[Extracted records]

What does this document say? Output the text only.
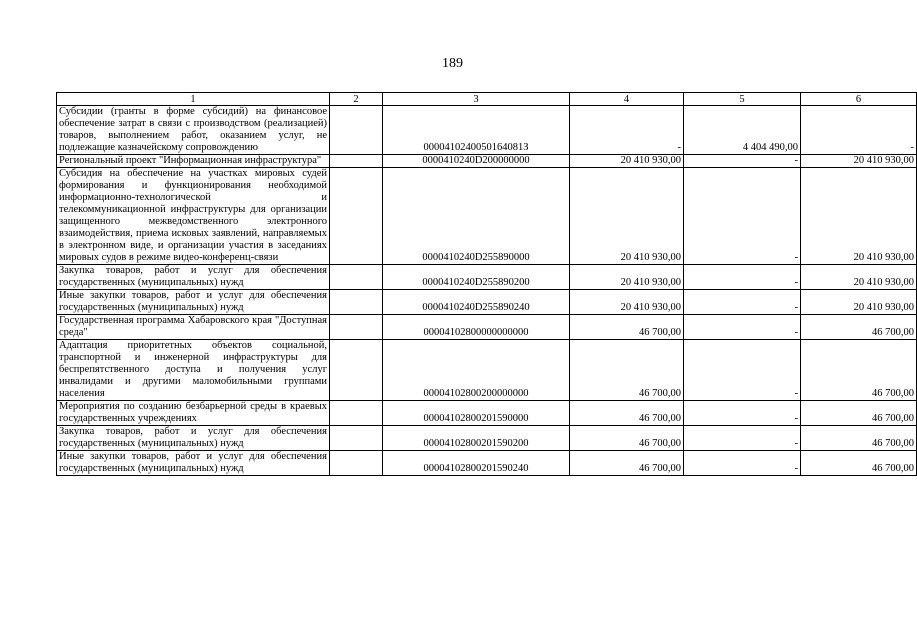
189
1	2	3	4	5	6
Субсидии (гранты в форме субсидий) на финансовое обеспечение затрат в связи с производством (реализацией) товаров, выполнением работ, оказанием услуг, не подлежащие казначейскому сопровождению		0000410240050164081З	-	4 404 490,00	-
Региональный проект "Информационная инфраструктура"		0000410240D200000000	20 410 930,00	-	20 410 930,00
Субсидия на обеспечение на участках мировых судей формирования и функционирования необходимой информационно-технологической и телекоммуникационной инфраструктуры для организации защищенного межведомственного электронного взаимодействия, приема исковых заявлений, направляемых в электронном виде, и организации участия в заседаниях мировых судов в режиме видео-конференц-связи		0000410240D255890000	20 410 930,00	-	20 410 930,00
Закупка товаров, работ и услуг для обеспечения государственных (муниципальных) нужд		0000410240D255890200	20 410 930,00	-	20 410 930,00
Иные закупки товаров, работ и услуг для обеспечения государственных (муниципальных) нужд		0000410240D255890240	20 410 930,00	-	20 410 930,00
Государственная программа Хабаровского края "Доступная среда"		00004102800000000000	46 700,00	-	46 700,00
Адаптация приоритетных объектов социальной, транспортной и инженерной инфраструктуры для беспрепятственного доступа и получения услуг инвалидами и другими маломобильными группами населения		00004102800200000000	46 700,00	-	46 700,00
Мероприятия по созданию безбарьерной среды в краевых государственных учреждениях		00004102800201590000	46 700,00	-	46 700,00
Закупка товаров, работ и услуг для обеспечения государственных (муниципальных) нужд		00004102800201590200	46 700,00	-	46 700,00
Иные закупки товаров, работ и услуг для обеспечения государственных (муниципальных) нужд		00004102800201590240	46 700,00	-	46 700,00
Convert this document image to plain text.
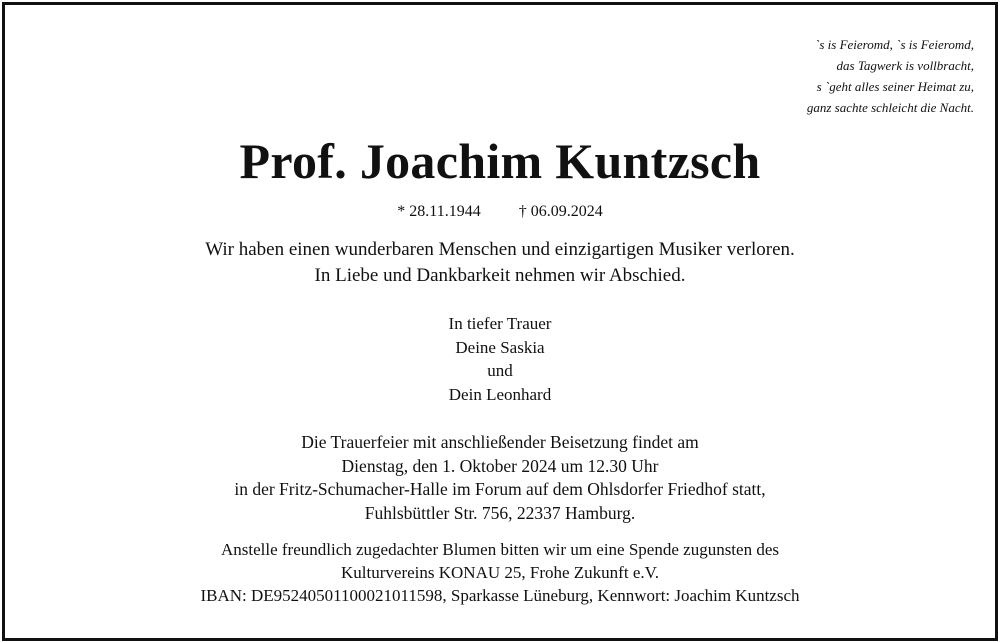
`s is Feieromd, `s is Feieromd,
das Tagwerk is vollbracht,
s `geht alles seiner Heimat zu,
ganz sachte schleicht die Nacht.
Prof. Joachim Kuntzsch
* 28.11.1944 † 06.09.2024
Wir haben einen wunderbaren Menschen und einzigartigen Musiker verloren.
In Liebe und Dankbarkeit nehmen wir Abschied.
In tiefer Trauer
Deine Saskia
und
Dein Leonhard
Die Trauerfeier mit anschließender Beisetzung findet am
Dienstag, den 1. Oktober 2024 um 12.30 Uhr
in der Fritz-Schumacher-Halle im Forum auf dem Ohlsdorfer Friedhof statt,
Fuhlsbüttler Str. 756, 22337 Hamburg.
Anstelle freundlich zugedachter Blumen bitten wir um eine Spende zugunsten des
Kulturvereins KONAU 25, Frohe Zukunft e.V.
IBAN: DE95240501100021011598, Sparkasse Lüneburg, Kennwort: Joachim Kuntzsch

> _WHAT TO PRODUCE_:
Retype only the lines above from the one with "Convert this document image to plain text." through the last, both ends included, keeping every picture out of the copy.

> _RESULT FOR THIS TASK_:
Convert this document image to plain text.
`s is Feieromd, `s is Feieromd,
das Tagwerk is vollbracht,
s `geht alles seiner Heimat zu,
ganz sachte schleicht die Nacht.
Prof. Joachim Kuntzsch
* 28.11.1944 † 06.09.2024
Wir haben einen wunderbaren Menschen und einzigartigen Musiker verloren.
In Liebe und Dankbarkeit nehmen wir Abschied.
In tiefer Trauer
Deine Saskia
und
Dein Leonhard
Die Trauerfeier mit anschließender Beisetzung findet am
Dienstag, den 1. Oktober 2024 um 12.30 Uhr
in der Fritz-Schumacher-Halle im Forum auf dem Ohlsdorfer Friedhof statt,
Fuhlsbüttler Str. 756, 22337 Hamburg.
Anstelle freundlich zugedachter Blumen bitten wir um eine Spende zugunsten des
Kulturvereins KONAU 25, Frohe Zukunft e.V.
IBAN: DE95240501100021011598, Sparkasse Lüneburg, Kennwort: Joachim Kuntzsch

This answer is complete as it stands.